## Start Material shown

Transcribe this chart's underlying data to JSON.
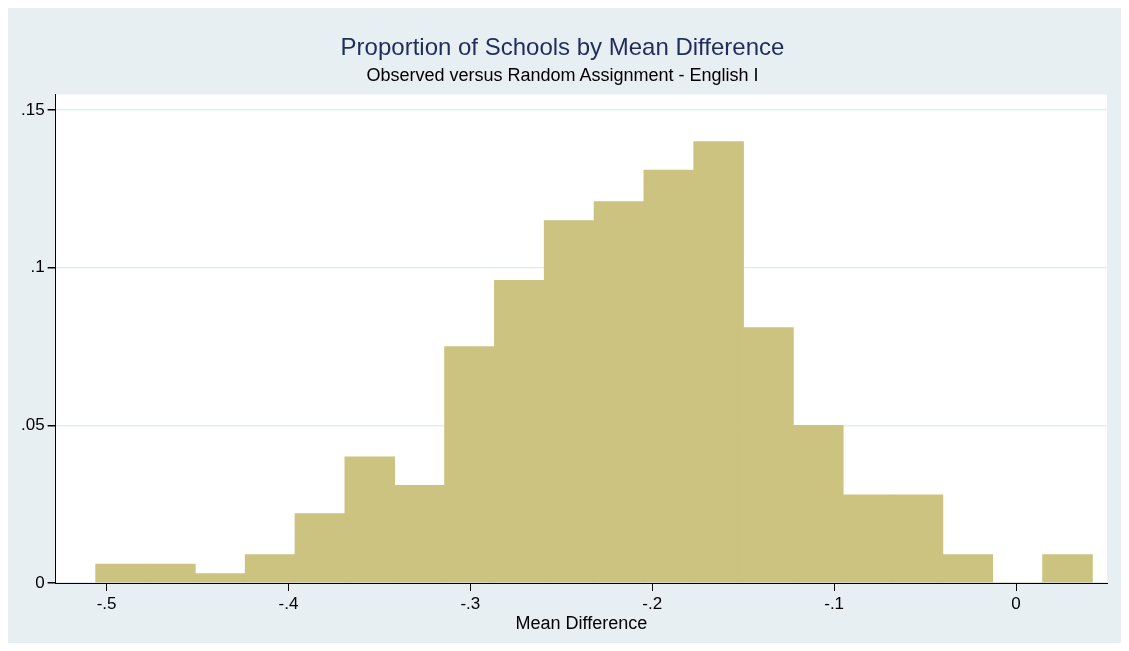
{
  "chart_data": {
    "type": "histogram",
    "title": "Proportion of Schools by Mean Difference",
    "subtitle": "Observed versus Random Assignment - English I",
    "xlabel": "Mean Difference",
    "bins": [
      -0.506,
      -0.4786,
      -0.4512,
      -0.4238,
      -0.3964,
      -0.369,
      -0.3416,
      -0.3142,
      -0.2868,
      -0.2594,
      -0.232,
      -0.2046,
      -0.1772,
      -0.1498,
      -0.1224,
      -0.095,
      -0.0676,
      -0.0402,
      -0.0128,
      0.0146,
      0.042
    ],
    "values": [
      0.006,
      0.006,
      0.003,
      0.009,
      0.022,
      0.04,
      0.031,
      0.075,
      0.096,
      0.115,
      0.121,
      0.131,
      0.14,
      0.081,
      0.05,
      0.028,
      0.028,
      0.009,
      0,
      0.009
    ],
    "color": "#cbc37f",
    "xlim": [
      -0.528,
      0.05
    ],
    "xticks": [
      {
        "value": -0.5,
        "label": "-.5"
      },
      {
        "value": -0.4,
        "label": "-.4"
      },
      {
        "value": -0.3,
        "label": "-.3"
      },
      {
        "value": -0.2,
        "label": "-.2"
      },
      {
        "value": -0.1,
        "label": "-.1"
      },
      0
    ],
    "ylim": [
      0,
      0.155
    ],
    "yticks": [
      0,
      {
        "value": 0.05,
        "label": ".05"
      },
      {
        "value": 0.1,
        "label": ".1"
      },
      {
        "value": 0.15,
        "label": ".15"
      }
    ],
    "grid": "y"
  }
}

## End Material shown

Gather each line in the data that holds the string "Mean".

Right answer -
    "title": "Proportion of Schools by Mean Difference",
    "xlabel": "Mean Difference",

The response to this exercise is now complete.